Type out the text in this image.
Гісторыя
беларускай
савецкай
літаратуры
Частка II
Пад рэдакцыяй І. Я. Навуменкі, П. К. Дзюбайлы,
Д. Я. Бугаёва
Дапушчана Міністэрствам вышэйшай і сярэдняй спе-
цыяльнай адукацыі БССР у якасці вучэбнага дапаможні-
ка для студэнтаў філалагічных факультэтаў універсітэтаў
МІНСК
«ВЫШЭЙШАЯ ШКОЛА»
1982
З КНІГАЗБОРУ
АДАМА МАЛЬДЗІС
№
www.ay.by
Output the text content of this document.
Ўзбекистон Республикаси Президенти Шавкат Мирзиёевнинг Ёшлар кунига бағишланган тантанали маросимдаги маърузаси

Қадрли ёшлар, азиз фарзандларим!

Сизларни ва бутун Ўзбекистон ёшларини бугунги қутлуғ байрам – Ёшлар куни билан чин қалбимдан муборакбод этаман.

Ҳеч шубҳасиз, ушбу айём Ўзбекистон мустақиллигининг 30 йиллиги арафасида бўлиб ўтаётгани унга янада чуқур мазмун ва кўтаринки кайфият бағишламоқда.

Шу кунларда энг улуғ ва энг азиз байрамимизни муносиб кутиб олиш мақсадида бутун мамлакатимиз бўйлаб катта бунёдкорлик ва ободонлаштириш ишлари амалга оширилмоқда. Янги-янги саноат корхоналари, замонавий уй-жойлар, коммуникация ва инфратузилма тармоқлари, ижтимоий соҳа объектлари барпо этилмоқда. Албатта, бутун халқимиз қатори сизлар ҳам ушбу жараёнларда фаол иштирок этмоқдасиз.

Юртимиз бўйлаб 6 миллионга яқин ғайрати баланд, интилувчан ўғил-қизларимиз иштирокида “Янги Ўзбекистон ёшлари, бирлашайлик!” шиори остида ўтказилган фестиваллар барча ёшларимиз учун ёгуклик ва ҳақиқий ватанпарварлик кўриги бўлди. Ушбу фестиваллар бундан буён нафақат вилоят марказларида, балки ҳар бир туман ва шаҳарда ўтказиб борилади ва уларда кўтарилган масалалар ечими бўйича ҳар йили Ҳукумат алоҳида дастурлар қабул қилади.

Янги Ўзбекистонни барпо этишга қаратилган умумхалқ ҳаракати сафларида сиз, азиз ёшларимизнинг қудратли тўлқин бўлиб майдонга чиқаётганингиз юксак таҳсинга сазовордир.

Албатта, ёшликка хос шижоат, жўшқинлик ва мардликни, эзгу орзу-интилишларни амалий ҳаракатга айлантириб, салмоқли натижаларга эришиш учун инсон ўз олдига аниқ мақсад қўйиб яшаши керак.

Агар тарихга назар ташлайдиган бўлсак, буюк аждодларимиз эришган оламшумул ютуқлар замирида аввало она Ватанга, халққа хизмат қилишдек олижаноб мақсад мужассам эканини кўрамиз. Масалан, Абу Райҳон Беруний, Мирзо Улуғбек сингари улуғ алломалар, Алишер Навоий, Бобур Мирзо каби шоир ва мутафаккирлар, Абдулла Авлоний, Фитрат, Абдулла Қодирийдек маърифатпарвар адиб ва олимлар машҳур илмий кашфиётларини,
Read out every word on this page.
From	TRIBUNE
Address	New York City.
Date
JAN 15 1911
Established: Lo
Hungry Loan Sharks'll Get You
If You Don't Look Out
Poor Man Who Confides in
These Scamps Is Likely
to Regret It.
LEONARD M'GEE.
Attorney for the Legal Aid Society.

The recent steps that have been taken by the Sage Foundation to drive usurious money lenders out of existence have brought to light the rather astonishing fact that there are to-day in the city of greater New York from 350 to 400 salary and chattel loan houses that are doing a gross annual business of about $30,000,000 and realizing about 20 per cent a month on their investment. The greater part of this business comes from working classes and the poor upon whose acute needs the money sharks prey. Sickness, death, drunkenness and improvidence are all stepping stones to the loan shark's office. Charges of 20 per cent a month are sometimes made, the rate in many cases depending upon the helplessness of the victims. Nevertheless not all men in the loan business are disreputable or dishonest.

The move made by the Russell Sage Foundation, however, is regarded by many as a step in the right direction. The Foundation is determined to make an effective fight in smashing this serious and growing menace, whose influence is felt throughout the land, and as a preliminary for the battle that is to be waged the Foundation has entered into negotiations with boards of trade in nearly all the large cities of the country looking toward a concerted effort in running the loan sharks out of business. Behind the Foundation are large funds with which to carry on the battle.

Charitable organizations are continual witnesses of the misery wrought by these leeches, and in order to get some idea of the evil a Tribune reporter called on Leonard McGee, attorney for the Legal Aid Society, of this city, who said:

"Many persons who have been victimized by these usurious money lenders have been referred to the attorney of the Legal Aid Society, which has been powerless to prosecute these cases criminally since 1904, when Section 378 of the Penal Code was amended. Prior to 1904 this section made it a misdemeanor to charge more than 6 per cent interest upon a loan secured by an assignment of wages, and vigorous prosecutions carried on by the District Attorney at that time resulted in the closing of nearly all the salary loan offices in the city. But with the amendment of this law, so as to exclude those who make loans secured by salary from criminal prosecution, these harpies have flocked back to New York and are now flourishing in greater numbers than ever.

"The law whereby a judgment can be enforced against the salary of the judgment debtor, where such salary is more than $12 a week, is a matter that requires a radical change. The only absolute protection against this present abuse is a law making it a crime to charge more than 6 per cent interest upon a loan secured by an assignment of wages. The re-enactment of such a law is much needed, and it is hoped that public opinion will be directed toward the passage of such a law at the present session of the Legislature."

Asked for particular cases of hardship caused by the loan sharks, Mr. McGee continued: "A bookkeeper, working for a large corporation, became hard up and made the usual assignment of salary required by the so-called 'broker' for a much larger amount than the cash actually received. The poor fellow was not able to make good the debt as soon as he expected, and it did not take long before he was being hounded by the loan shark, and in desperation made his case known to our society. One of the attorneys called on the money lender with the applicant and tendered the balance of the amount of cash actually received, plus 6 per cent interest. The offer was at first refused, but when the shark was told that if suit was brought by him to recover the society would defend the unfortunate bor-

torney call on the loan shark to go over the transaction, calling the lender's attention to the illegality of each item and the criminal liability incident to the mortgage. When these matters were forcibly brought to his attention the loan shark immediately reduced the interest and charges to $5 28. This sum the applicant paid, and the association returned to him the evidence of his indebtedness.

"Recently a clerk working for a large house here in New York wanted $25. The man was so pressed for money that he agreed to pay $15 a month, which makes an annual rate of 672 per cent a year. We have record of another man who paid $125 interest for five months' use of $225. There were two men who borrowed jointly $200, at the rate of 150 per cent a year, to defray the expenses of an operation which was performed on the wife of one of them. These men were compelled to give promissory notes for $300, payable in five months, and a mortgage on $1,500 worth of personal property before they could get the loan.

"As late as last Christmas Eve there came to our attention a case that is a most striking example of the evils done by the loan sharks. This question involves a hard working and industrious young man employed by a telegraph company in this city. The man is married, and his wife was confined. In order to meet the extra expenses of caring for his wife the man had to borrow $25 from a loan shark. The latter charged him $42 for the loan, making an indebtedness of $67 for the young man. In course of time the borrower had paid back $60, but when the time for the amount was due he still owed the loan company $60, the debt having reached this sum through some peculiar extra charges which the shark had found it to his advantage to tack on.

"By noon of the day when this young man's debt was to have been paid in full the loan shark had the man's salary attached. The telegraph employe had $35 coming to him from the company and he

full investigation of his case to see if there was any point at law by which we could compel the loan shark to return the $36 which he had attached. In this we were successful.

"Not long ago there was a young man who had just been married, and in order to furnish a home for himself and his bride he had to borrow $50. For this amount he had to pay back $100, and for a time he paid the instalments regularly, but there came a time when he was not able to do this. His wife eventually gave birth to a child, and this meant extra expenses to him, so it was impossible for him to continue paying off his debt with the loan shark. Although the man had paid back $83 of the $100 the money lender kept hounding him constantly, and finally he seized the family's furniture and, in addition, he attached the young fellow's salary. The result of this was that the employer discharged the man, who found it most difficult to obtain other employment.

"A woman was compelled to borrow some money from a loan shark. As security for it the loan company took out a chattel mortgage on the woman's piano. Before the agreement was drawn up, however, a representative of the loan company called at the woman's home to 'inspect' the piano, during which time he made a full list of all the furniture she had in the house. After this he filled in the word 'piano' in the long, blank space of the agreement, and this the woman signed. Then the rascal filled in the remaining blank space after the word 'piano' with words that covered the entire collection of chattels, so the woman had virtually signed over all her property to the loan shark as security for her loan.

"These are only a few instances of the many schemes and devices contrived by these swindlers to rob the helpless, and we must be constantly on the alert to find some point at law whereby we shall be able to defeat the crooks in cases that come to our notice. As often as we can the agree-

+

TASK DIRECTIONS.
Identify every line where the string "бўлиб" appears.

EXERCISE ANSWER.
Ҳеч шубҳасиз, ушбу айём Ўзбекистон мустақиллигининг 30 йиллиги арафасида бўлиб ўтаётгани унга янада чуқур мазмун ва кўтаринки кайфият бағишламоқда.
Янги Ўзбекистонни барпо этишга қаратилган умумхалқ ҳаракати сафларида сиз, азиз ёшларимизнинг қудратли тўлқин бўлиб майдонга чиқаётганингиз юксак таҳсинга сазовордир.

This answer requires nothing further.